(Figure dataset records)
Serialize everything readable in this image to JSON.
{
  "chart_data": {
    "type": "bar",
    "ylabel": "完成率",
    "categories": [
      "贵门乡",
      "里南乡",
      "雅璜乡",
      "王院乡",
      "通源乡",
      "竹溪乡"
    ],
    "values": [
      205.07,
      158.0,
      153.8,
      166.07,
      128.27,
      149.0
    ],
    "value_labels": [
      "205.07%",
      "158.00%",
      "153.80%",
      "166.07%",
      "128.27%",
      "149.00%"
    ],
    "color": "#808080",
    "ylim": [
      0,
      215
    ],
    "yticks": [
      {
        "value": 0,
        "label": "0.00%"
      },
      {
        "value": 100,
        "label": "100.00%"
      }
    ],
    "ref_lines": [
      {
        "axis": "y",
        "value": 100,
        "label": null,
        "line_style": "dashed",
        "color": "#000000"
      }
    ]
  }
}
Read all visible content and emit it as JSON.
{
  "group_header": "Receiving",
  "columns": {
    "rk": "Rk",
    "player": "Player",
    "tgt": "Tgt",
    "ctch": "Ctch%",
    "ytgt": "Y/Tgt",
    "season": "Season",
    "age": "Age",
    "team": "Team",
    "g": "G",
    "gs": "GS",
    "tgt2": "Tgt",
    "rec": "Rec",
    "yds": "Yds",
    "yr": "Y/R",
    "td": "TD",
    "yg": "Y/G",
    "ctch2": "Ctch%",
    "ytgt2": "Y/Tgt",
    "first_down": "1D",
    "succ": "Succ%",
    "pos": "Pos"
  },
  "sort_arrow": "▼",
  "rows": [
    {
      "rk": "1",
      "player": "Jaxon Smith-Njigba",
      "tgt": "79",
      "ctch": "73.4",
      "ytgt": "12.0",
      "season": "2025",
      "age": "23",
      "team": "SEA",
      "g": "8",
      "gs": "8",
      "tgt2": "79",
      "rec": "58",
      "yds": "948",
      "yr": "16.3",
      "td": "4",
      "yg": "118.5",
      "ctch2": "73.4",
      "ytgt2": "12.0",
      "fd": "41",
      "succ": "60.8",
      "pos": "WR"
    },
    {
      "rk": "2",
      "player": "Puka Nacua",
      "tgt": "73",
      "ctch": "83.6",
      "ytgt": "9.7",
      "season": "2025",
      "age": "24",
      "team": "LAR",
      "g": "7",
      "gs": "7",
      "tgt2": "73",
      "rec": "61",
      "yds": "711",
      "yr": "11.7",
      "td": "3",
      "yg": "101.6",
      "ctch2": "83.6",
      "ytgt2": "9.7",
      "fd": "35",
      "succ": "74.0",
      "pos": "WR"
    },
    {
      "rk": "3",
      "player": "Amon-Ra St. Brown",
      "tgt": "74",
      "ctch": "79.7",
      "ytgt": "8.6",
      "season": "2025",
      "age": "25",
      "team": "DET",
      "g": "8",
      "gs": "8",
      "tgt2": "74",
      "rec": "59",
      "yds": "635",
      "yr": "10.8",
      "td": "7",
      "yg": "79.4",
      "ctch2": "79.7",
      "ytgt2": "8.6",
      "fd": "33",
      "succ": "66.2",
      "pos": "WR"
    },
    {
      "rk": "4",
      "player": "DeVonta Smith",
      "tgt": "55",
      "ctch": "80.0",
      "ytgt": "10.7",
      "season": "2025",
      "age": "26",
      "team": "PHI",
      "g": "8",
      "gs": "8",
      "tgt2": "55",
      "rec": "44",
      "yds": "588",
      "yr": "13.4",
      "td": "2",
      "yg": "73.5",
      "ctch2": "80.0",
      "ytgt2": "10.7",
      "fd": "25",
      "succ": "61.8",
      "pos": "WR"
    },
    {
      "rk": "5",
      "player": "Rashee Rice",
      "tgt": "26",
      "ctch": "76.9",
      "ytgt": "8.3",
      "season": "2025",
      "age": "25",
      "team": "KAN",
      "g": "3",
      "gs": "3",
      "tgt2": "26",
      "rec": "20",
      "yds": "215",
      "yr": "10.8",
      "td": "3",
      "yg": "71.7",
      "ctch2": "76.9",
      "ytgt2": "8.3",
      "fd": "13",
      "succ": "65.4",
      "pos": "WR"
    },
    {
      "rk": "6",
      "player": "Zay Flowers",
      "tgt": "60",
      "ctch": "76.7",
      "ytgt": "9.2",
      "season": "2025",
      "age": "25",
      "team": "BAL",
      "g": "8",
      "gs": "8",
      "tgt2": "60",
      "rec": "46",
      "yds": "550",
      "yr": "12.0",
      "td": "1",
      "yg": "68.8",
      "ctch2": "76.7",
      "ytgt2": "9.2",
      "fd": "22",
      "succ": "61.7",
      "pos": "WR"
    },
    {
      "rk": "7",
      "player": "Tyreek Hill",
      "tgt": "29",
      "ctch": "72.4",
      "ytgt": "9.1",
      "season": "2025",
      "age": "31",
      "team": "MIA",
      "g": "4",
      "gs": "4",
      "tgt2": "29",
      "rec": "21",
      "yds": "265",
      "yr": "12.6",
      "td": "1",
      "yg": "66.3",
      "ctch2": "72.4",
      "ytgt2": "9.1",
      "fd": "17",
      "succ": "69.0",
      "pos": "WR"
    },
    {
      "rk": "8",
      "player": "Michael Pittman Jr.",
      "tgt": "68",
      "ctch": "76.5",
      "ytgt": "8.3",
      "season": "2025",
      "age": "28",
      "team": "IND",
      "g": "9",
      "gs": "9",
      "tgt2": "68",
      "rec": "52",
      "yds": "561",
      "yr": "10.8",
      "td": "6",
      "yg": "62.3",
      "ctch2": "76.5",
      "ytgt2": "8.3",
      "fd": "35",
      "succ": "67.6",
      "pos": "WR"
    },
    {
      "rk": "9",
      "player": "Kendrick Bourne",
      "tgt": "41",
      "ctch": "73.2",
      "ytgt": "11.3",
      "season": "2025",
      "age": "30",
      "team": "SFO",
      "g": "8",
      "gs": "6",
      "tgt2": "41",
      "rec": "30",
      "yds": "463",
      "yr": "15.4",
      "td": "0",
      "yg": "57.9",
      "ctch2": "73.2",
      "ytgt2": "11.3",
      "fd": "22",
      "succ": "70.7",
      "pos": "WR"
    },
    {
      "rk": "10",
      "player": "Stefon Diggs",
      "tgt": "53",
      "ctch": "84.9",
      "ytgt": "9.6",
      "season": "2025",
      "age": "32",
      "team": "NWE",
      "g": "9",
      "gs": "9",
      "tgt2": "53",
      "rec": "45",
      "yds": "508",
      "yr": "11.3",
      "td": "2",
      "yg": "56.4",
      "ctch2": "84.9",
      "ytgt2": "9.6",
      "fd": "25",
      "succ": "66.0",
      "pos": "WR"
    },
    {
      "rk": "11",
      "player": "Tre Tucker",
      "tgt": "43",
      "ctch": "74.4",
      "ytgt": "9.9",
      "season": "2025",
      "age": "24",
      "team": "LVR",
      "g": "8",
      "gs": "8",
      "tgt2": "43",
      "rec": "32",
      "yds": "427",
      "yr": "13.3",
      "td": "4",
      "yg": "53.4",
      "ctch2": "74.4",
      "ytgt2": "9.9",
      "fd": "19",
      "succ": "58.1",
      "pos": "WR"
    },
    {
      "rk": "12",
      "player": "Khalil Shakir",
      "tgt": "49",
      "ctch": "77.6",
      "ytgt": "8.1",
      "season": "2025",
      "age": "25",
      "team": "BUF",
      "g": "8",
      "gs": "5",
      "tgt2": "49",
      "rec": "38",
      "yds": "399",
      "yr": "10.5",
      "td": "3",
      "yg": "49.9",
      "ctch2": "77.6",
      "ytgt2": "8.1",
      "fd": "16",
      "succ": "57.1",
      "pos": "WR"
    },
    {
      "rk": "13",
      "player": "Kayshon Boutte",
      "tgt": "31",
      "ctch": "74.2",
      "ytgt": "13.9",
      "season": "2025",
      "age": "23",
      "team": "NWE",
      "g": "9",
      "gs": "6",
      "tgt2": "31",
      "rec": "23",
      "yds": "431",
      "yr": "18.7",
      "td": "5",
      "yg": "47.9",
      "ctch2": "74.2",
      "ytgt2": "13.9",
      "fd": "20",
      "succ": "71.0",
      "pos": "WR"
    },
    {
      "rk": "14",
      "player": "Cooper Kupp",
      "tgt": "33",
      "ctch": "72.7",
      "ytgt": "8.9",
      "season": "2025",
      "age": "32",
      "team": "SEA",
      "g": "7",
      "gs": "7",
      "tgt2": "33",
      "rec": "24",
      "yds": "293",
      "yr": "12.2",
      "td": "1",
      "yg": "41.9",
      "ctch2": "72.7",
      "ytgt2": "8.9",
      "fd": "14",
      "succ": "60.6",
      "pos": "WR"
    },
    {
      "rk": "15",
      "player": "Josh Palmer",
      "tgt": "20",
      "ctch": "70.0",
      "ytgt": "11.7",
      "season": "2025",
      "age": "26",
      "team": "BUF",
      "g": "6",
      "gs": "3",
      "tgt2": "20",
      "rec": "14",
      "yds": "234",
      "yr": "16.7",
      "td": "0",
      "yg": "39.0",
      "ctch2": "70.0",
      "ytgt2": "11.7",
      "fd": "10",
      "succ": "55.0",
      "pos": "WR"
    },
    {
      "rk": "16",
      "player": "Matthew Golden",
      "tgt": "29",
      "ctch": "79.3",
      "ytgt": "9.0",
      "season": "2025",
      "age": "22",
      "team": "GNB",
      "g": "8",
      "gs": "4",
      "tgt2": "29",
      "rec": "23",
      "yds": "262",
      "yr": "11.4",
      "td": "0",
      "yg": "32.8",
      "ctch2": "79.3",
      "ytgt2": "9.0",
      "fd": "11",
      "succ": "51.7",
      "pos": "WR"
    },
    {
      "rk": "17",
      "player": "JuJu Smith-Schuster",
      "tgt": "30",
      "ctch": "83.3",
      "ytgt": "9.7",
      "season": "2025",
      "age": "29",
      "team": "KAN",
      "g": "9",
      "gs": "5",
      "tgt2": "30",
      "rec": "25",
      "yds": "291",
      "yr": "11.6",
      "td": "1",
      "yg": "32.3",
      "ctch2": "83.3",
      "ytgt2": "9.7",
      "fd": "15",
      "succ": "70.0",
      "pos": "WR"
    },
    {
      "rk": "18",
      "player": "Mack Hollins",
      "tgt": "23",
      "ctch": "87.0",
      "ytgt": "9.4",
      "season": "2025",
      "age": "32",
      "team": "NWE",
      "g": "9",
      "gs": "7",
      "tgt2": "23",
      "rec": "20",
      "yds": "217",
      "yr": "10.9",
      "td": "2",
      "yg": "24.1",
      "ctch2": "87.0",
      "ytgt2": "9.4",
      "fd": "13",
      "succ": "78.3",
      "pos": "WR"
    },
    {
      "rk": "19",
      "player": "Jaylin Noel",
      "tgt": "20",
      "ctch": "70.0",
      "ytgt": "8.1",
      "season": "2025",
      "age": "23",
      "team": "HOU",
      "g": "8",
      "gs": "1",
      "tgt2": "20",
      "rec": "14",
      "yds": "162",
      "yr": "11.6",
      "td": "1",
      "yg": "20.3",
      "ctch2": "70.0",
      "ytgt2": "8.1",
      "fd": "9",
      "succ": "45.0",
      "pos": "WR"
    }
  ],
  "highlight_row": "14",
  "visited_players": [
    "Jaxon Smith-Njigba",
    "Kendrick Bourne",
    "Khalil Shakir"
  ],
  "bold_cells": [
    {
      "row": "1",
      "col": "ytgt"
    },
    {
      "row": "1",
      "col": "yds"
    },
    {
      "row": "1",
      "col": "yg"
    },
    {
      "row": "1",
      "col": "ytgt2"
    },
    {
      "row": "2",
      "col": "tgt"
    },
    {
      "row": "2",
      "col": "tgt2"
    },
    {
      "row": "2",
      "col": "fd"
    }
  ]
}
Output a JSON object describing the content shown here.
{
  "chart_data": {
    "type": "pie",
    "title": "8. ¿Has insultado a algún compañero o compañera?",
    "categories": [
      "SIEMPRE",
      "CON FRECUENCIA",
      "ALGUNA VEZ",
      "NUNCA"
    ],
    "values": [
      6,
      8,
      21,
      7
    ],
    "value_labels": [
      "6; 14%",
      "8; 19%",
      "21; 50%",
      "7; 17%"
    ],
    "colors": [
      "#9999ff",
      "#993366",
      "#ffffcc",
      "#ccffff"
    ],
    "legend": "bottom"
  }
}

- **TASK OBJECTIVE**:
Repeat, word for word, every line from the line that contains "Output a JSON" to the end of the entries; include both of those lines and no others.

- **RESULT OF THE TASK**:
Output a JSON object describing the content shown here.
{
  "chart_data": {
    "type": "pie",
    "title": "8. ¿Has insultado a algún compañero o compañera?",
    "categories": [
      "SIEMPRE",
      "CON FRECUENCIA",
      "ALGUNA VEZ",
      "NUNCA"
    ],
    "values": [
      6,
      8,
      21,
      7
    ],
    "value_labels": [
      "6; 14%",
      "8; 19%",
      "21; 50%",
      "7; 17%"
    ],
    "colors": [
      "#9999ff",
      "#993366",
      "#ffffcc",
      "#ccffff"
    ],
    "legend": "bottom"
  }
}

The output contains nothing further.